(Source records)
•••

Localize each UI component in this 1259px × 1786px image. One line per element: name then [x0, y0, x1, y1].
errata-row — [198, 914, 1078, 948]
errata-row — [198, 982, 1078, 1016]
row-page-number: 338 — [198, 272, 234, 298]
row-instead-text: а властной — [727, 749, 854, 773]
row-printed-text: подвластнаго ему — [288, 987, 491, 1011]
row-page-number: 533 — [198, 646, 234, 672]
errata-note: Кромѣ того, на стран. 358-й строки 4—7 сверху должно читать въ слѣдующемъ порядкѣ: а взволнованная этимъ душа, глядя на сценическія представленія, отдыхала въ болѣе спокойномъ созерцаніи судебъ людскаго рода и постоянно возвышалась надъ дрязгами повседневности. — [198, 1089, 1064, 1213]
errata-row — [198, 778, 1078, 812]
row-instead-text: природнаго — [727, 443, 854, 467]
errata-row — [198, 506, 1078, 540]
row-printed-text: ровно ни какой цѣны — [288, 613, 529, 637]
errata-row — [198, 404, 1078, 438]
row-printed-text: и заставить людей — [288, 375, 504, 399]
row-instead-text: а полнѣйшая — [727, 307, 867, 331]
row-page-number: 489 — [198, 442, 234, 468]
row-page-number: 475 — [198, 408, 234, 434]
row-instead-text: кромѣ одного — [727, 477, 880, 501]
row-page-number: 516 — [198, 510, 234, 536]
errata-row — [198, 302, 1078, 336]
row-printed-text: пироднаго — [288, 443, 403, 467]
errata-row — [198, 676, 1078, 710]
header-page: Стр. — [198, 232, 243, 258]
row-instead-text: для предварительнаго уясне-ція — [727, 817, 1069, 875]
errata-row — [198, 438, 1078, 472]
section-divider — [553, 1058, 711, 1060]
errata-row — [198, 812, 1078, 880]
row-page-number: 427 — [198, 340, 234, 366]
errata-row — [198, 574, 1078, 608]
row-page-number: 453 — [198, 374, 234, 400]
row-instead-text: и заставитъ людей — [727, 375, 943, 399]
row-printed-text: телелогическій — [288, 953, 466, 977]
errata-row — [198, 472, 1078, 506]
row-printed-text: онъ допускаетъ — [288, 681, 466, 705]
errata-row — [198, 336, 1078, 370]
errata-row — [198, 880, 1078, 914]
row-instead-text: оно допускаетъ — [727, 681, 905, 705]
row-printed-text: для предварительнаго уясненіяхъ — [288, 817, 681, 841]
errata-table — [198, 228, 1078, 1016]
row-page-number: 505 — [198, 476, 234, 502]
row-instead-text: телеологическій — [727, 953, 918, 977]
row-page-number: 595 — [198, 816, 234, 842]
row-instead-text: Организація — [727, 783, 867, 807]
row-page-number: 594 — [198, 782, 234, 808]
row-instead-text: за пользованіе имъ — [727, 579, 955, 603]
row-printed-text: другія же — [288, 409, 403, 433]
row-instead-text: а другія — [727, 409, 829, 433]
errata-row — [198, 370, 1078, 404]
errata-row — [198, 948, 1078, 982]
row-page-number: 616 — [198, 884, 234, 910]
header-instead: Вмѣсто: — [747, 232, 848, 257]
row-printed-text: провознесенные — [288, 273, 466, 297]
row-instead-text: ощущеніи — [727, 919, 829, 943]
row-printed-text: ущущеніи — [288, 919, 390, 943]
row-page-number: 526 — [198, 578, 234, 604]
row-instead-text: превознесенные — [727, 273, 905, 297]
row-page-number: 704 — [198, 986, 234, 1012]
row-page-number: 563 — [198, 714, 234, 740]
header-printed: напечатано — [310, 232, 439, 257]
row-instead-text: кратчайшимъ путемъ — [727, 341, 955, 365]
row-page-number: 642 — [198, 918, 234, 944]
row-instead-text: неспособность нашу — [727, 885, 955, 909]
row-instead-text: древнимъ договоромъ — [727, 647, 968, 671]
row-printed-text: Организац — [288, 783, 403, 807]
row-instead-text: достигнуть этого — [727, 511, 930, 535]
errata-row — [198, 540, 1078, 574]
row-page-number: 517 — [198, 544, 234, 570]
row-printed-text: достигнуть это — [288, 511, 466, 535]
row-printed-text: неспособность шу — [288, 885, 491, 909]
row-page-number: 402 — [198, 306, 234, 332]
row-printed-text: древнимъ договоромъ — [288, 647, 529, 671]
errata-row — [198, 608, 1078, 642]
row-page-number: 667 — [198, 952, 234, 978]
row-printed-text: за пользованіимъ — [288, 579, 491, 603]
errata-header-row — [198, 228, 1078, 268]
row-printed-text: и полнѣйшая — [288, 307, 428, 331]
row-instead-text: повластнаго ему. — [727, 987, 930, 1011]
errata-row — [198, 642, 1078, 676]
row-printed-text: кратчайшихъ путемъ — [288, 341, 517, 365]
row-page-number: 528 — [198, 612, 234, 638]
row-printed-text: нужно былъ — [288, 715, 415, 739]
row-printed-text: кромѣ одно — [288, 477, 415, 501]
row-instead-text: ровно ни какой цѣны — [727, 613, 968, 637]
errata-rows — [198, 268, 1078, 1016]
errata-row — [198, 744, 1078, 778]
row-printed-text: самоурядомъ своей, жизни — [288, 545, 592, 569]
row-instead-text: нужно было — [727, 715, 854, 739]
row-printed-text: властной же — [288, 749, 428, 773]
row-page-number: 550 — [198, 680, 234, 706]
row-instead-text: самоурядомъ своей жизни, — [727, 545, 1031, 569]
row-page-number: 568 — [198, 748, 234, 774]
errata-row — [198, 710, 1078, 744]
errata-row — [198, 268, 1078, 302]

•••

### Given instruction
Can you rewrite the data above with every "row-page-number" changed to "page-ref" and nothing else altered?

### Written answer
Localize each UI component in this 1259px × 1786px image. One line per element: name then [x0, y0, x1, y1].
errata-row — [198, 914, 1078, 948]
errata-row — [198, 982, 1078, 1016]
page-ref: 338 — [198, 272, 234, 298]
row-instead-text: а властной — [727, 749, 854, 773]
row-printed-text: подвластнаго ему — [288, 987, 491, 1011]
page-ref: 533 — [198, 646, 234, 672]
errata-note: Кромѣ того, на стран. 358-й строки 4—7 сверху должно читать въ слѣдующемъ порядкѣ: а взволнованная этимъ душа, глядя на сценическія представленія, отдыхала въ болѣе спокойномъ созерцаніи судебъ людскаго рода и постоянно возвышалась надъ дрязгами повседневности. — [198, 1089, 1064, 1213]
errata-row — [198, 778, 1078, 812]
row-instead-text: природнаго — [727, 443, 854, 467]
errata-row — [198, 506, 1078, 540]
row-printed-text: ровно ни какой цѣны — [288, 613, 529, 637]
errata-row — [198, 404, 1078, 438]
row-printed-text: и заставить людей — [288, 375, 504, 399]
row-instead-text: а полнѣйшая — [727, 307, 867, 331]
page-ref: 489 — [198, 442, 234, 468]
page-ref: 475 — [198, 408, 234, 434]
row-instead-text: кромѣ одного — [727, 477, 880, 501]
page-ref: 516 — [198, 510, 234, 536]
errata-row — [198, 302, 1078, 336]
row-printed-text: пироднаго — [288, 443, 403, 467]
errata-row — [198, 676, 1078, 710]
header-page: Стр. — [198, 232, 243, 258]
row-instead-text: для предварительнаго уясне-ція — [727, 817, 1069, 875]
errata-row — [198, 438, 1078, 472]
section-divider — [553, 1058, 711, 1060]
errata-row — [198, 812, 1078, 880]
page-ref: 427 — [198, 340, 234, 366]
errata-row — [198, 574, 1078, 608]
page-ref: 453 — [198, 374, 234, 400]
row-instead-text: и заставитъ людей — [727, 375, 943, 399]
row-printed-text: телелогическій — [288, 953, 466, 977]
errata-row — [198, 472, 1078, 506]
row-printed-text: онъ допускаетъ — [288, 681, 466, 705]
errata-row — [198, 336, 1078, 370]
errata-row — [198, 880, 1078, 914]
row-instead-text: оно допускаетъ — [727, 681, 905, 705]
row-printed-text: для предварительнаго уясненіяхъ — [288, 817, 681, 841]
errata-table — [198, 228, 1078, 1016]
page-ref: 505 — [198, 476, 234, 502]
row-instead-text: телеологическій — [727, 953, 918, 977]
page-ref: 595 — [198, 816, 234, 842]
row-instead-text: Организація — [727, 783, 867, 807]
page-ref: 594 — [198, 782, 234, 808]
row-instead-text: за пользованіе имъ — [727, 579, 955, 603]
row-printed-text: другія же — [288, 409, 403, 433]
row-instead-text: а другія — [727, 409, 829, 433]
errata-row — [198, 370, 1078, 404]
errata-row — [198, 948, 1078, 982]
page-ref: 616 — [198, 884, 234, 910]
header-instead: Вмѣсто: — [747, 232, 848, 257]
row-printed-text: провознесенные — [288, 273, 466, 297]
row-instead-text: ощущеніи — [727, 919, 829, 943]
row-printed-text: ущущеніи — [288, 919, 390, 943]
page-ref: 526 — [198, 578, 234, 604]
row-instead-text: превознесенные — [727, 273, 905, 297]
page-ref: 704 — [198, 986, 234, 1012]
page-ref: 563 — [198, 714, 234, 740]
header-printed: напечатано — [310, 232, 439, 257]
row-instead-text: кратчайшимъ путемъ — [727, 341, 955, 365]
page-ref: 642 — [198, 918, 234, 944]
row-instead-text: неспособность нашу — [727, 885, 955, 909]
row-instead-text: древнимъ договоромъ — [727, 647, 968, 671]
row-printed-text: Организац — [288, 783, 403, 807]
row-instead-text: достигнуть этого — [727, 511, 930, 535]
errata-row — [198, 540, 1078, 574]
page-ref: 517 — [198, 544, 234, 570]
row-printed-text: достигнуть это — [288, 511, 466, 535]
row-printed-text: неспособность шу — [288, 885, 491, 909]
page-ref: 402 — [198, 306, 234, 332]
row-printed-text: древнимъ договоромъ — [288, 647, 529, 671]
errata-row — [198, 608, 1078, 642]
page-ref: 667 — [198, 952, 234, 978]
row-printed-text: за пользованіимъ — [288, 579, 491, 603]
errata-header-row — [198, 228, 1078, 268]
row-printed-text: и полнѣйшая — [288, 307, 428, 331]
row-instead-text: повластнаго ему. — [727, 987, 930, 1011]
errata-row — [198, 642, 1078, 676]
row-printed-text: кратчайшихъ путемъ — [288, 341, 517, 365]
page-ref: 528 — [198, 612, 234, 638]
row-printed-text: нужно былъ — [288, 715, 415, 739]
row-printed-text: кромѣ одно — [288, 477, 415, 501]
row-instead-text: ровно ни какой цѣны — [727, 613, 968, 637]
errata-rows — [198, 268, 1078, 1016]
errata-row — [198, 744, 1078, 778]
row-printed-text: самоурядомъ своей, жизни — [288, 545, 592, 569]
row-instead-text: нужно было — [727, 715, 854, 739]
row-printed-text: властной же — [288, 749, 428, 773]
page-ref: 550 — [198, 680, 234, 706]
row-instead-text: самоурядомъ своей жизни, — [727, 545, 1031, 569]
page-ref: 568 — [198, 748, 234, 774]
errata-row — [198, 710, 1078, 744]
errata-row — [198, 268, 1078, 302]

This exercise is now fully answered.